Required work -
Would it be possible to write out each entry below exactly, without the pictures?

Stored data entries
= = = =

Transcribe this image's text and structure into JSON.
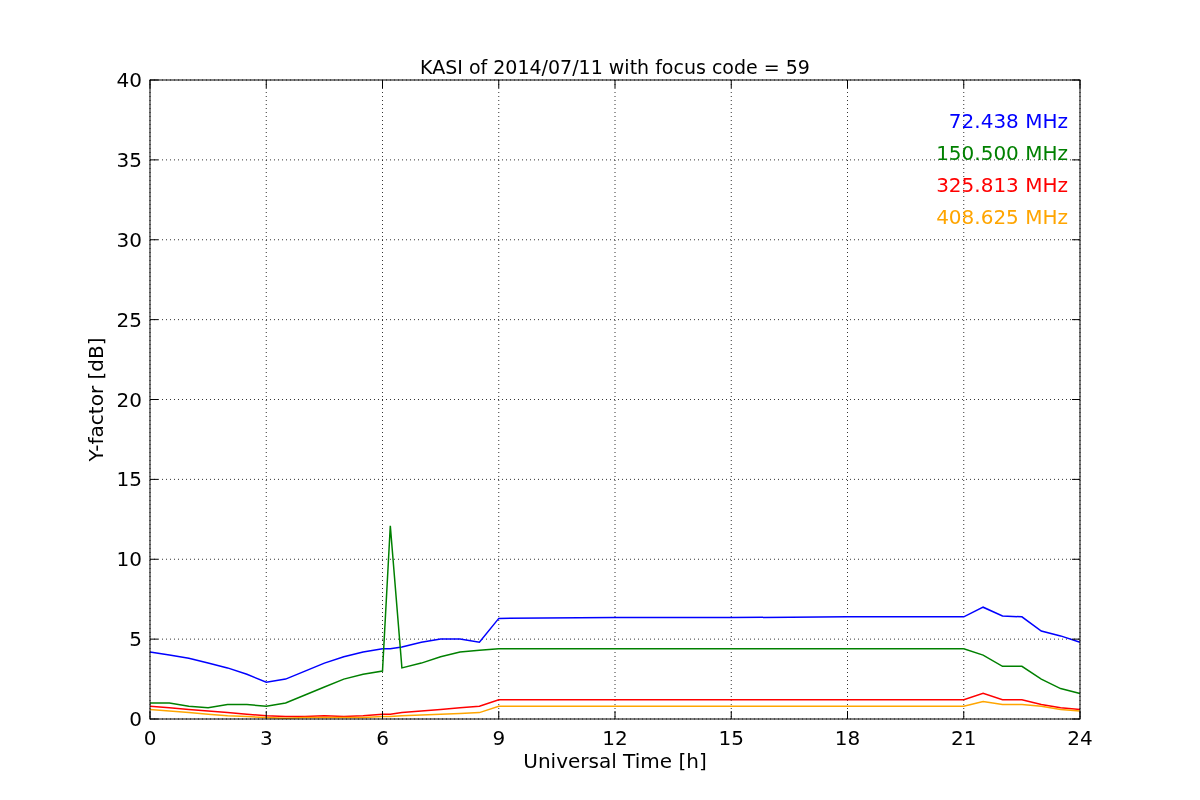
{
  "chart_data": {
    "type": "line",
    "title": "KASI of 2014/07/11 with focus code = 59",
    "xlabel": "Universal Time [h]",
    "ylabel": "Y-factor [dB]",
    "x": [
      0,
      0.5,
      1,
      1.5,
      2,
      2.5,
      3,
      3.5,
      4,
      4.5,
      5,
      5.5,
      6,
      6.2,
      6.5,
      7,
      7.5,
      8,
      8.5,
      9,
      12,
      15,
      18,
      21,
      21.5,
      22,
      22.5,
      23,
      23.5,
      24
    ],
    "series": [
      {
        "name": "72.438 MHz",
        "color": "#0000ff",
        "values": [
          4.2,
          4.0,
          3.8,
          3.5,
          3.2,
          2.8,
          2.3,
          2.5,
          3.0,
          3.5,
          3.9,
          4.2,
          4.4,
          4.4,
          4.5,
          4.8,
          5.0,
          5.0,
          4.8,
          6.3,
          6.35,
          6.35,
          6.4,
          6.4,
          7.0,
          6.45,
          6.4,
          5.5,
          5.2,
          4.8
        ]
      },
      {
        "name": "150.500 MHz",
        "color": "#008000",
        "values": [
          1.0,
          1.0,
          0.8,
          0.7,
          0.9,
          0.9,
          0.8,
          1.0,
          1.5,
          2.0,
          2.5,
          2.8,
          3.0,
          12.1,
          3.2,
          3.5,
          3.9,
          4.2,
          4.3,
          4.4,
          4.4,
          4.4,
          4.4,
          4.4,
          4.0,
          3.3,
          3.3,
          2.5,
          1.9,
          1.6
        ]
      },
      {
        "name": "325.813 MHz",
        "color": "#ff0000",
        "values": [
          0.8,
          0.7,
          0.6,
          0.5,
          0.4,
          0.3,
          0.2,
          0.15,
          0.15,
          0.2,
          0.15,
          0.2,
          0.3,
          0.3,
          0.4,
          0.5,
          0.6,
          0.7,
          0.8,
          1.2,
          1.2,
          1.2,
          1.2,
          1.2,
          1.6,
          1.2,
          1.2,
          0.9,
          0.7,
          0.6
        ]
      },
      {
        "name": "408.625 MHz",
        "color": "#ffa500",
        "values": [
          0.6,
          0.5,
          0.4,
          0.3,
          0.2,
          0.15,
          0.1,
          0.05,
          0.1,
          0.1,
          0.1,
          0.1,
          0.15,
          0.15,
          0.2,
          0.25,
          0.3,
          0.35,
          0.4,
          0.8,
          0.8,
          0.8,
          0.8,
          0.8,
          1.1,
          0.9,
          0.9,
          0.8,
          0.6,
          0.5
        ]
      }
    ],
    "xlim": [
      0,
      24
    ],
    "ylim": [
      0,
      40
    ],
    "xticks": [
      0,
      3,
      6,
      9,
      12,
      15,
      18,
      21,
      24
    ],
    "yticks": [
      0,
      5,
      10,
      15,
      20,
      25,
      30,
      35,
      40
    ],
    "grid": true
  }
}
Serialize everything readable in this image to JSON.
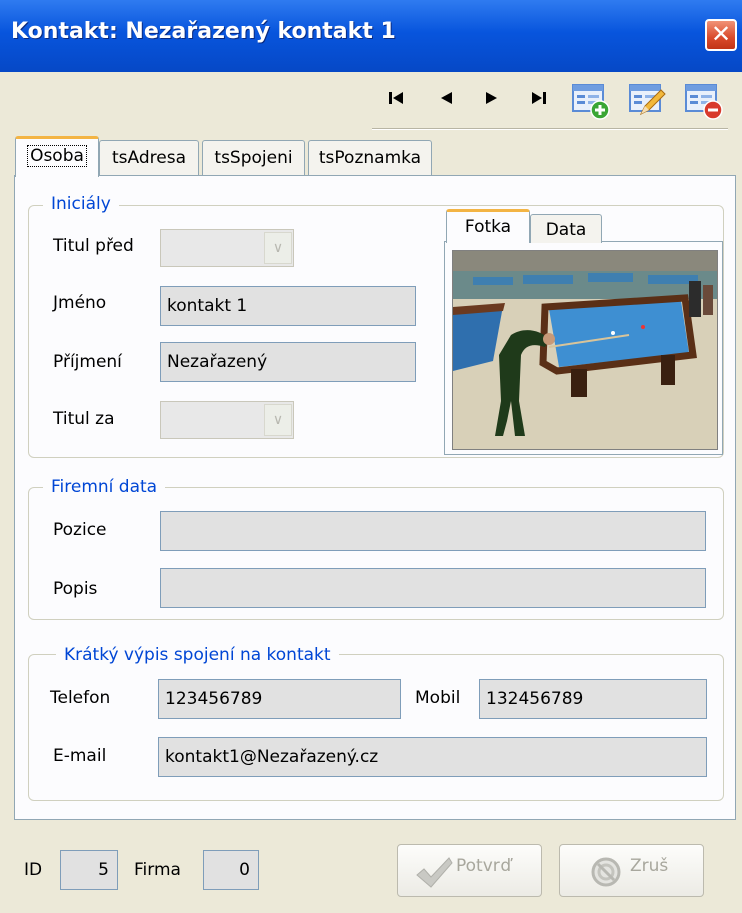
{
  "window": {
    "title": "Kontakt: Nezařazený kontakt 1",
    "close_glyph": "✕"
  },
  "navigator": {
    "icons": [
      "first-record-icon",
      "prior-record-icon",
      "next-record-icon",
      "last-record-icon",
      "add-record-icon",
      "edit-record-icon",
      "delete-record-icon"
    ]
  },
  "tabs": [
    {
      "label": "Osoba",
      "active": true
    },
    {
      "label": "tsAdresa",
      "active": false
    },
    {
      "label": "tsSpojeni",
      "active": false
    },
    {
      "label": "tsPoznamka",
      "active": false
    }
  ],
  "initials": {
    "legend": "Iniciály",
    "title_before_label": "Titul před",
    "title_before_value": "",
    "first_name_label": "Jméno",
    "first_name_value": "kontakt 1",
    "last_name_label": "Příjmení",
    "last_name_value": "Nezařazený",
    "title_after_label": "Titul za",
    "title_after_value": ""
  },
  "photo": {
    "tabs": [
      {
        "label": "Fotka",
        "active": true
      },
      {
        "label": "Data",
        "active": false
      }
    ]
  },
  "company": {
    "legend": "Firemní data",
    "position_label": "Pozice",
    "position_value": "",
    "description_label": "Popis",
    "description_value": ""
  },
  "contact": {
    "legend": "Krátký výpis spojení na kontakt",
    "phone_label": "Telefon",
    "phone_value": "123456789",
    "mobile_label": "Mobil",
    "mobile_value": "132456789",
    "email_label": "E-mail",
    "email_value": "kontakt1@Nezařazený.cz"
  },
  "footer": {
    "id_label": "ID",
    "id_value": "5",
    "company_label": "Firma",
    "company_value": "0",
    "confirm_label": "Potvrď",
    "cancel_label": "Zruš"
  },
  "colors": {
    "title_bar": "#0855dd",
    "legend_text": "#0046d5",
    "tab_highlight": "#f3b444",
    "window_bg": "#ece9d8",
    "close_button": "#d94a2b"
  }
}
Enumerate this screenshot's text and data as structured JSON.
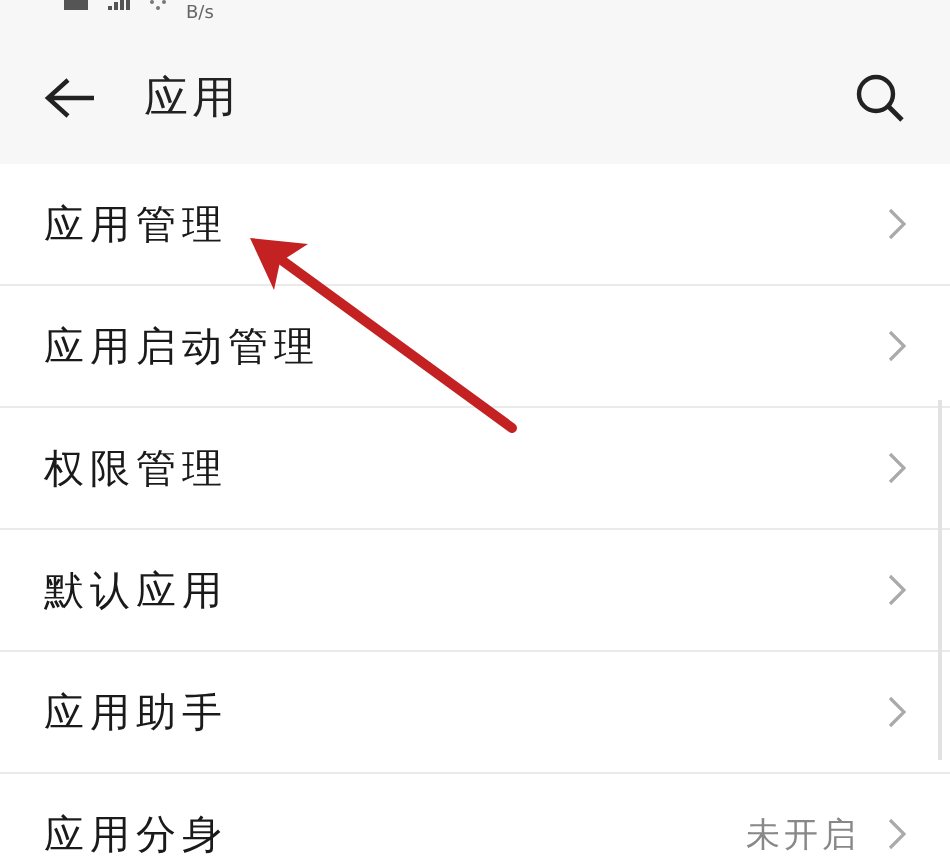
{
  "status_bar": {
    "speed_unit": "B/s"
  },
  "header": {
    "title": "应用"
  },
  "items": [
    {
      "label": "应用管理"
    },
    {
      "label": "应用启动管理"
    },
    {
      "label": "权限管理"
    },
    {
      "label": "默认应用"
    },
    {
      "label": "应用助手"
    },
    {
      "label": "应用分身",
      "value": "未开启"
    }
  ]
}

= = = =

Final answer -
Transcribe this image's text and structure into JSON.
{
  "chart_data": {
    "type": "line",
    "title": "KASI of 2014/07/11 with focus code = 59",
    "xlabel": "Universal Time [h]",
    "ylabel": "Y-factor [dB]",
    "x": [
      0,
      0.5,
      1,
      1.5,
      2,
      2.5,
      3,
      3.5,
      4,
      4.5,
      5,
      5.5,
      6,
      6.2,
      6.5,
      7,
      7.5,
      8,
      8.5,
      9,
      12,
      15,
      18,
      21,
      21.5,
      22,
      22.5,
      23,
      23.5,
      24
    ],
    "series": [
      {
        "name": "72.438 MHz",
        "color": "#0000ff",
        "values": [
          4.2,
          4.0,
          3.8,
          3.5,
          3.2,
          2.8,
          2.3,
          2.5,
          3.0,
          3.5,
          3.9,
          4.2,
          4.4,
          4.4,
          4.5,
          4.8,
          5.0,
          5.0,
          4.8,
          6.3,
          6.35,
          6.35,
          6.4,
          6.4,
          7.0,
          6.45,
          6.4,
          5.5,
          5.2,
          4.8
        ]
      },
      {
        "name": "150.500 MHz",
        "color": "#008000",
        "values": [
          1.0,
          1.0,
          0.8,
          0.7,
          0.9,
          0.9,
          0.8,
          1.0,
          1.5,
          2.0,
          2.5,
          2.8,
          3.0,
          12.1,
          3.2,
          3.5,
          3.9,
          4.2,
          4.3,
          4.4,
          4.4,
          4.4,
          4.4,
          4.4,
          4.0,
          3.3,
          3.3,
          2.5,
          1.9,
          1.6
        ]
      },
      {
        "name": "325.813 MHz",
        "color": "#ff0000",
        "values": [
          0.8,
          0.7,
          0.6,
          0.5,
          0.4,
          0.3,
          0.2,
          0.15,
          0.15,
          0.2,
          0.15,
          0.2,
          0.3,
          0.3,
          0.4,
          0.5,
          0.6,
          0.7,
          0.8,
          1.2,
          1.2,
          1.2,
          1.2,
          1.2,
          1.6,
          1.2,
          1.2,
          0.9,
          0.7,
          0.6
        ]
      },
      {
        "name": "408.625 MHz",
        "color": "#ffa500",
        "values": [
          0.6,
          0.5,
          0.4,
          0.3,
          0.2,
          0.15,
          0.1,
          0.05,
          0.1,
          0.1,
          0.1,
          0.1,
          0.15,
          0.15,
          0.2,
          0.25,
          0.3,
          0.35,
          0.4,
          0.8,
          0.8,
          0.8,
          0.8,
          0.8,
          1.1,
          0.9,
          0.9,
          0.8,
          0.6,
          0.5
        ]
      }
    ],
    "xlim": [
      0,
      24
    ],
    "ylim": [
      0,
      40
    ],
    "xticks": [
      0,
      3,
      6,
      9,
      12,
      15,
      18,
      21,
      24
    ],
    "yticks": [
      0,
      5,
      10,
      15,
      20,
      25,
      30,
      35,
      40
    ],
    "grid": true
  }
}
Serialize everything readable in this image to JSON.
{
  "window": {
    "title": "Kontakt: Nezařazený kontakt 1",
    "close_glyph": "✕"
  },
  "navigator": {
    "icons": [
      "first-record-icon",
      "prior-record-icon",
      "next-record-icon",
      "last-record-icon",
      "add-record-icon",
      "edit-record-icon",
      "delete-record-icon"
    ]
  },
  "tabs": [
    {
      "label": "Osoba",
      "active": true
    },
    {
      "label": "tsAdresa",
      "active": false
    },
    {
      "label": "tsSpojeni",
      "active": false
    },
    {
      "label": "tsPoznamka",
      "active": false
    }
  ],
  "initials": {
    "legend": "Iniciály",
    "title_before_label": "Titul před",
    "title_before_value": "",
    "first_name_label": "Jméno",
    "first_name_value": "kontakt 1",
    "last_name_label": "Příjmení",
    "last_name_value": "Nezařazený",
    "title_after_label": "Titul za",
    "title_after_value": ""
  },
  "photo": {
    "tabs": [
      {
        "label": "Fotka",
        "active": true
      },
      {
        "label": "Data",
        "active": false
      }
    ]
  },
  "company": {
    "legend": "Firemní data",
    "position_label": "Pozice",
    "position_value": "",
    "description_label": "Popis",
    "description_value": ""
  },
  "contact": {
    "legend": "Krátký výpis spojení na kontakt",
    "phone_label": "Telefon",
    "phone_value": "123456789",
    "mobile_label": "Mobil",
    "mobile_value": "132456789",
    "email_label": "E-mail",
    "email_value": "kontakt1@Nezařazený.cz"
  },
  "footer": {
    "id_label": "ID",
    "id_value": "5",
    "company_label": "Firma",
    "company_value": "0",
    "confirm_label": "Potvrď",
    "cancel_label": "Zruš"
  },
  "colors": {
    "title_bar": "#0855dd",
    "legend_text": "#0046d5",
    "tab_highlight": "#f3b444",
    "window_bg": "#ece9d8",
    "close_button": "#d94a2b"
  }
}
Enumerate this screenshot's text and data as structured JSON.
{
  "status_bar": {
    "speed_unit": "B/s"
  },
  "header": {
    "title": "应用"
  },
  "items": [
    {
      "label": "应用管理"
    },
    {
      "label": "应用启动管理"
    },
    {
      "label": "权限管理"
    },
    {
      "label": "默认应用"
    },
    {
      "label": "应用助手"
    },
    {
      "label": "应用分身",
      "value": "未开启"
    }
  ]
}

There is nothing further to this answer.